REQUEST: Tally how many lines hold the string "ffffff". Your reply should be that number alone.

RECORDED INFORMATION:
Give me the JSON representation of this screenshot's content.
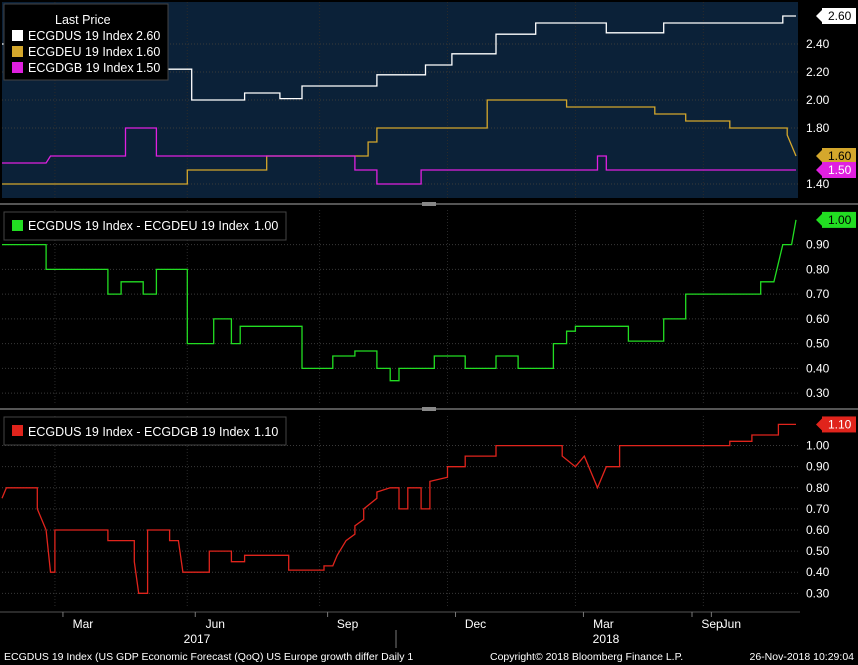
{
  "colors": {
    "background": "#000000",
    "panel_fill": "#0b2138",
    "grid": "#3a3a3a",
    "white_series": "#ffffff",
    "gold_series": "#d4a72c",
    "magenta_series": "#e020e0",
    "green_series": "#22dd22",
    "red_series": "#e0241c"
  },
  "chart_data": [
    {
      "type": "line",
      "legend_title": "Last Price",
      "legend": [
        {
          "name": "ECGDUS 19 Index",
          "last": "2.60",
          "color": "#ffffff"
        },
        {
          "name": "ECGDEU 19 Index",
          "last": "1.60",
          "color": "#d4a72c"
        },
        {
          "name": "ECGDGB 19 Index",
          "last": "1.50",
          "color": "#e020e0"
        }
      ],
      "last_badges": [
        "2.60",
        "1.60",
        "1.50"
      ],
      "ylim": [
        1.3,
        2.7
      ],
      "yticks": [
        "2.40",
        "2.20",
        "2.00",
        "1.80",
        "1.40"
      ],
      "series": [
        {
          "name": "ECGDUS 19 Index",
          "color": "#ffffff",
          "points": [
            [
              0,
              2.4
            ],
            [
              0.25,
              2.4
            ],
            [
              0.29,
              2.15
            ],
            [
              0.34,
              2.15
            ],
            [
              0.34,
              2.22
            ],
            [
              0.43,
              2.22
            ],
            [
              0.43,
              2.0
            ],
            [
              0.55,
              2.0
            ],
            [
              0.55,
              2.05
            ],
            [
              0.63,
              2.05
            ],
            [
              0.63,
              2.01
            ],
            [
              0.68,
              2.01
            ],
            [
              0.68,
              2.1
            ],
            [
              0.85,
              2.1
            ],
            [
              0.85,
              2.18
            ],
            [
              0.96,
              2.18
            ],
            [
              0.96,
              2.25
            ],
            [
              1.02,
              2.25
            ],
            [
              1.02,
              2.33
            ],
            [
              1.12,
              2.33
            ],
            [
              1.12,
              2.47
            ],
            [
              1.21,
              2.47
            ],
            [
              1.21,
              2.55
            ],
            [
              1.37,
              2.55
            ],
            [
              1.37,
              2.48
            ],
            [
              1.5,
              2.48
            ],
            [
              1.5,
              2.55
            ],
            [
              1.77,
              2.55
            ],
            [
              1.77,
              2.6
            ],
            [
              1.8,
              2.6
            ]
          ]
        },
        {
          "name": "ECGDEU 19 Index",
          "color": "#d4a72c",
          "points": [
            [
              0,
              1.4
            ],
            [
              0.42,
              1.4
            ],
            [
              0.42,
              1.5
            ],
            [
              0.6,
              1.5
            ],
            [
              0.6,
              1.6
            ],
            [
              0.83,
              1.6
            ],
            [
              0.83,
              1.7
            ],
            [
              0.85,
              1.7
            ],
            [
              0.85,
              1.8
            ],
            [
              1.1,
              1.8
            ],
            [
              1.1,
              2.0
            ],
            [
              1.28,
              2.0
            ],
            [
              1.28,
              1.95
            ],
            [
              1.48,
              1.95
            ],
            [
              1.48,
              1.9
            ],
            [
              1.55,
              1.9
            ],
            [
              1.55,
              1.85
            ],
            [
              1.65,
              1.85
            ],
            [
              1.65,
              1.8
            ],
            [
              1.78,
              1.8
            ],
            [
              1.78,
              1.75
            ],
            [
              1.8,
              1.6
            ]
          ]
        },
        {
          "name": "ECGDGB 19 Index",
          "color": "#e020e0",
          "points": [
            [
              0,
              1.55
            ],
            [
              0.1,
              1.55
            ],
            [
              0.11,
              1.6
            ],
            [
              0.28,
              1.6
            ],
            [
              0.28,
              1.8
            ],
            [
              0.35,
              1.8
            ],
            [
              0.35,
              1.6
            ],
            [
              0.8,
              1.6
            ],
            [
              0.8,
              1.5
            ],
            [
              0.85,
              1.5
            ],
            [
              0.85,
              1.4
            ],
            [
              0.95,
              1.4
            ],
            [
              0.95,
              1.5
            ],
            [
              1.35,
              1.5
            ],
            [
              1.35,
              1.6
            ],
            [
              1.37,
              1.6
            ],
            [
              1.37,
              1.5
            ],
            [
              1.8,
              1.5
            ]
          ]
        }
      ]
    },
    {
      "type": "line",
      "legend": [
        {
          "name": "ECGDUS 19 Index - ECGDEU 19 Index",
          "last": "1.00",
          "color": "#22dd22"
        }
      ],
      "last_badges": [
        "1.00"
      ],
      "ylim": [
        0.26,
        1.04
      ],
      "yticks": [
        "0.90",
        "0.80",
        "0.70",
        "0.60",
        "0.50",
        "0.40",
        "0.30"
      ],
      "series": [
        {
          "name": "ECGDUS 19 Index - ECGDEU 19 Index",
          "color": "#22dd22",
          "points": [
            [
              0,
              0.9
            ],
            [
              0.1,
              0.9
            ],
            [
              0.1,
              0.8
            ],
            [
              0.24,
              0.8
            ],
            [
              0.24,
              0.7
            ],
            [
              0.27,
              0.7
            ],
            [
              0.27,
              0.75
            ],
            [
              0.32,
              0.75
            ],
            [
              0.32,
              0.7
            ],
            [
              0.35,
              0.7
            ],
            [
              0.35,
              0.8
            ],
            [
              0.42,
              0.8
            ],
            [
              0.42,
              0.5
            ],
            [
              0.48,
              0.5
            ],
            [
              0.48,
              0.6
            ],
            [
              0.52,
              0.6
            ],
            [
              0.52,
              0.5
            ],
            [
              0.54,
              0.5
            ],
            [
              0.54,
              0.57
            ],
            [
              0.68,
              0.57
            ],
            [
              0.68,
              0.4
            ],
            [
              0.75,
              0.4
            ],
            [
              0.75,
              0.45
            ],
            [
              0.8,
              0.45
            ],
            [
              0.8,
              0.47
            ],
            [
              0.85,
              0.47
            ],
            [
              0.85,
              0.4
            ],
            [
              0.88,
              0.4
            ],
            [
              0.88,
              0.35
            ],
            [
              0.9,
              0.35
            ],
            [
              0.9,
              0.4
            ],
            [
              0.98,
              0.4
            ],
            [
              0.98,
              0.45
            ],
            [
              1.05,
              0.45
            ],
            [
              1.05,
              0.4
            ],
            [
              1.12,
              0.4
            ],
            [
              1.12,
              0.45
            ],
            [
              1.17,
              0.45
            ],
            [
              1.17,
              0.4
            ],
            [
              1.25,
              0.4
            ],
            [
              1.25,
              0.5
            ],
            [
              1.28,
              0.5
            ],
            [
              1.28,
              0.55
            ],
            [
              1.3,
              0.55
            ],
            [
              1.3,
              0.57
            ],
            [
              1.42,
              0.57
            ],
            [
              1.42,
              0.51
            ],
            [
              1.5,
              0.51
            ],
            [
              1.5,
              0.6
            ],
            [
              1.55,
              0.6
            ],
            [
              1.55,
              0.7
            ],
            [
              1.72,
              0.7
            ],
            [
              1.72,
              0.75
            ],
            [
              1.75,
              0.75
            ],
            [
              1.77,
              0.9
            ],
            [
              1.79,
              0.9
            ],
            [
              1.8,
              1.0
            ]
          ]
        }
      ]
    },
    {
      "type": "line",
      "legend": [
        {
          "name": "ECGDUS 19 Index - ECGDGB 19 Index",
          "last": "1.10",
          "color": "#e0241c"
        }
      ],
      "last_badges": [
        "1.10"
      ],
      "ylim": [
        0.24,
        1.14
      ],
      "yticks": [
        "1.00",
        "0.90",
        "0.80",
        "0.70",
        "0.60",
        "0.50",
        "0.40",
        "0.30"
      ],
      "series": [
        {
          "name": "ECGDUS 19 Index - ECGDGB 19 Index",
          "color": "#e0241c",
          "points": [
            [
              0,
              0.75
            ],
            [
              0.01,
              0.8
            ],
            [
              0.08,
              0.8
            ],
            [
              0.08,
              0.7
            ],
            [
              0.1,
              0.6
            ],
            [
              0.11,
              0.4
            ],
            [
              0.12,
              0.4
            ],
            [
              0.12,
              0.6
            ],
            [
              0.24,
              0.6
            ],
            [
              0.24,
              0.55
            ],
            [
              0.3,
              0.55
            ],
            [
              0.3,
              0.45
            ],
            [
              0.31,
              0.3
            ],
            [
              0.33,
              0.3
            ],
            [
              0.33,
              0.6
            ],
            [
              0.38,
              0.6
            ],
            [
              0.38,
              0.55
            ],
            [
              0.4,
              0.55
            ],
            [
              0.41,
              0.4
            ],
            [
              0.47,
              0.4
            ],
            [
              0.47,
              0.5
            ],
            [
              0.52,
              0.5
            ],
            [
              0.52,
              0.45
            ],
            [
              0.55,
              0.45
            ],
            [
              0.55,
              0.48
            ],
            [
              0.65,
              0.48
            ],
            [
              0.65,
              0.41
            ],
            [
              0.73,
              0.41
            ],
            [
              0.73,
              0.43
            ],
            [
              0.75,
              0.43
            ],
            [
              0.76,
              0.48
            ],
            [
              0.78,
              0.55
            ],
            [
              0.8,
              0.58
            ],
            [
              0.8,
              0.62
            ],
            [
              0.82,
              0.65
            ],
            [
              0.82,
              0.7
            ],
            [
              0.85,
              0.75
            ],
            [
              0.85,
              0.78
            ],
            [
              0.88,
              0.8
            ],
            [
              0.9,
              0.8
            ],
            [
              0.9,
              0.7
            ],
            [
              0.92,
              0.7
            ],
            [
              0.92,
              0.8
            ],
            [
              0.95,
              0.8
            ],
            [
              0.95,
              0.7
            ],
            [
              0.97,
              0.7
            ],
            [
              0.97,
              0.83
            ],
            [
              1.01,
              0.85
            ],
            [
              1.01,
              0.9
            ],
            [
              1.05,
              0.9
            ],
            [
              1.05,
              0.95
            ],
            [
              1.12,
              0.95
            ],
            [
              1.12,
              1.0
            ],
            [
              1.27,
              1.0
            ],
            [
              1.27,
              0.95
            ],
            [
              1.3,
              0.9
            ],
            [
              1.32,
              0.95
            ],
            [
              1.35,
              0.8
            ],
            [
              1.37,
              0.9
            ],
            [
              1.4,
              0.9
            ],
            [
              1.4,
              1.0
            ],
            [
              1.65,
              1.0
            ],
            [
              1.65,
              1.02
            ],
            [
              1.7,
              1.02
            ],
            [
              1.7,
              1.05
            ],
            [
              1.76,
              1.05
            ],
            [
              1.76,
              1.1
            ],
            [
              1.8,
              1.1
            ]
          ]
        }
      ]
    }
  ],
  "x_axis": {
    "months": [
      "Mar",
      "Jun",
      "Sep",
      "Dec",
      "Mar",
      "Jun",
      "Sep"
    ],
    "years": [
      "2017",
      "2018"
    ]
  },
  "footer": {
    "left": "ECGDUS 19 Index (US GDP Economic Forecast (QoQ) US Europe growth differ  Daily 1",
    "center": "Copyright© 2018 Bloomberg Finance L.P.",
    "right": "26-Nov-2018 10:29:04"
  }
}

REPLY TO THE EXERCISE: 3